:: RECORD LIST ::

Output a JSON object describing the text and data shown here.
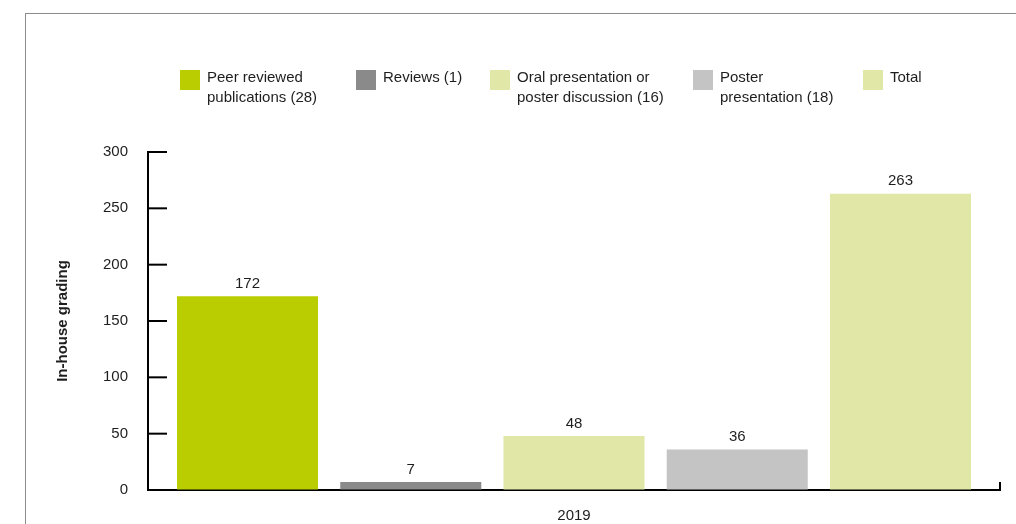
{
  "chart_data": {
    "type": "bar",
    "categories": [
      "2019"
    ],
    "ylabel": "In-house grading",
    "ylim": [
      0,
      300
    ],
    "yticks": [
      0,
      50,
      100,
      150,
      200,
      250,
      300
    ],
    "legend": "top",
    "data_labels": true,
    "series": [
      {
        "name": "Peer reviewed publications (28)",
        "color": "#bacd00",
        "values": [
          172
        ]
      },
      {
        "name": "Reviews (1)",
        "color": "#8a8a8a",
        "values": [
          7
        ]
      },
      {
        "name": "Oral presentation or poster discussion (16)",
        "color": "#e1e7a6",
        "values": [
          48
        ]
      },
      {
        "name": "Poster presentation (18)",
        "color": "#c4c4c4",
        "values": [
          36
        ]
      },
      {
        "name": "Total",
        "color": "#e1e7a6",
        "values": [
          263
        ]
      }
    ]
  }
}
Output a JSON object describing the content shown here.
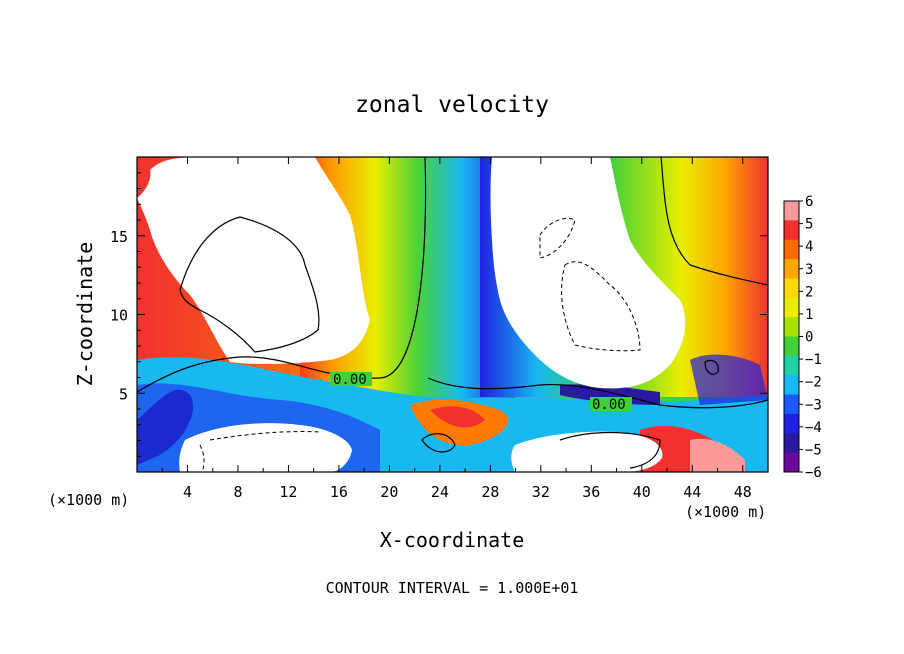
{
  "chart_data": {
    "type": "heatmap",
    "title": "zonal velocity",
    "xlabel": "X-coordinate",
    "ylabel": "Z-coordinate",
    "x_unit": "(×1000 m)",
    "x_unit_right": "(×1000 m)",
    "footer": "CONTOUR INTERVAL = 1.000E+01",
    "xlim": [
      0,
      50
    ],
    "ylim": [
      0,
      20
    ],
    "x_ticks": [
      4,
      8,
      12,
      16,
      20,
      24,
      28,
      32,
      36,
      40,
      44,
      48
    ],
    "y_ticks": [
      5,
      10,
      15
    ],
    "colorbar": {
      "labels": [
        "6",
        "5",
        "4",
        "3",
        "2",
        "1",
        "0",
        "−1",
        "−2",
        "−3",
        "−4",
        "−5",
        "−6"
      ],
      "range": [
        -6,
        6
      ],
      "colors": [
        "#f59a9a",
        "#f23030",
        "#ff6a00",
        "#ffa600",
        "#ffd700",
        "#e9ee00",
        "#a9e000",
        "#3fd03a",
        "#20d0a8",
        "#18b8f0",
        "#1a5aff",
        "#2020e0",
        "#2a1aa0",
        "#6a0a9a"
      ]
    },
    "contour_labels": [
      {
        "text": "0.00",
        "x": 17.0,
        "y": 5.5
      },
      {
        "text": "0.00",
        "x": 37.5,
        "y": 4.1
      }
    ]
  }
}
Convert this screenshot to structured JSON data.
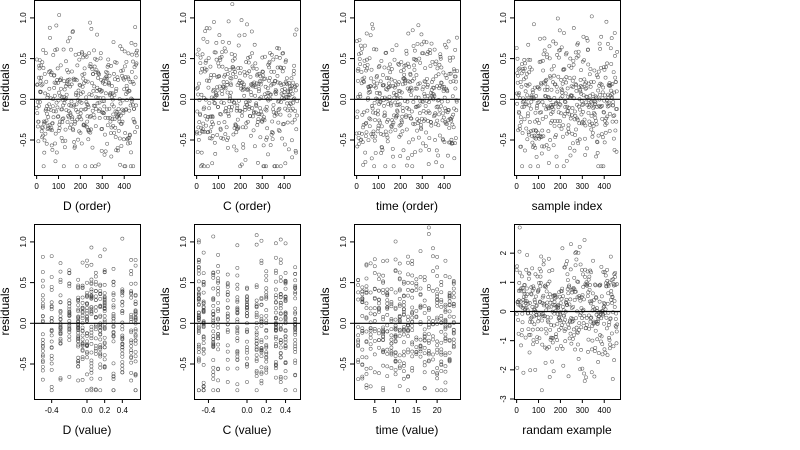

:::

**WHAT YOU HAVE TO DO**
Of the lines in the entries above, how many include "describing"? Only the number should be given.

**RESULT OF THIS EXERCISE**
2